>> START

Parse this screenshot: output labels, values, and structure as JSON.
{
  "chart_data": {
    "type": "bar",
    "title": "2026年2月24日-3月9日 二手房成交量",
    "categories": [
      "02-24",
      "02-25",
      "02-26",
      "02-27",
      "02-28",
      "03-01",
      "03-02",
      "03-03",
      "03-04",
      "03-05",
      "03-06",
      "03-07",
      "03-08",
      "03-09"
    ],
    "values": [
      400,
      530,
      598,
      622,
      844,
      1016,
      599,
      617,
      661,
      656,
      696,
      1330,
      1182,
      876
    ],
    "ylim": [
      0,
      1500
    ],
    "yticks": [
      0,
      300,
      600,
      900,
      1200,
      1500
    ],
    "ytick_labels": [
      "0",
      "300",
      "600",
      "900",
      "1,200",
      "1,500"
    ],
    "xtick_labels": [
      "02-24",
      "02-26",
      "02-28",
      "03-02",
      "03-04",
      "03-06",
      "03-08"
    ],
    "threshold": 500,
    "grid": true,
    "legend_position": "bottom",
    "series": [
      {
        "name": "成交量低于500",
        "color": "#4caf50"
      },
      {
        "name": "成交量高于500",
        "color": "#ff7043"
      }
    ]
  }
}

>> END

**Exercise requirements:**
Your task is to retype all of the records exactly.

**Full solution:**
Parse this screenshot: output labels, values, and structure as JSON.
{
  "chart_data": {
    "type": "bar",
    "title": "2026年2月24日-3月9日 二手房成交量",
    "categories": [
      "02-24",
      "02-25",
      "02-26",
      "02-27",
      "02-28",
      "03-01",
      "03-02",
      "03-03",
      "03-04",
      "03-05",
      "03-06",
      "03-07",
      "03-08",
      "03-09"
    ],
    "values": [
      400,
      530,
      598,
      622,
      844,
      1016,
      599,
      617,
      661,
      656,
      696,
      1330,
      1182,
      876
    ],
    "ylim": [
      0,
      1500
    ],
    "yticks": [
      0,
      300,
      600,
      900,
      1200,
      1500
    ],
    "ytick_labels": [
      "0",
      "300",
      "600",
      "900",
      "1,200",
      "1,500"
    ],
    "xtick_labels": [
      "02-24",
      "02-26",
      "02-28",
      "03-02",
      "03-04",
      "03-06",
      "03-08"
    ],
    "threshold": 500,
    "grid": true,
    "legend_position": "bottom",
    "series": [
      {
        "name": "成交量低于500",
        "color": "#4caf50"
      },
      {
        "name": "成交量高于500",
        "color": "#ff7043"
      }
    ]
  }
}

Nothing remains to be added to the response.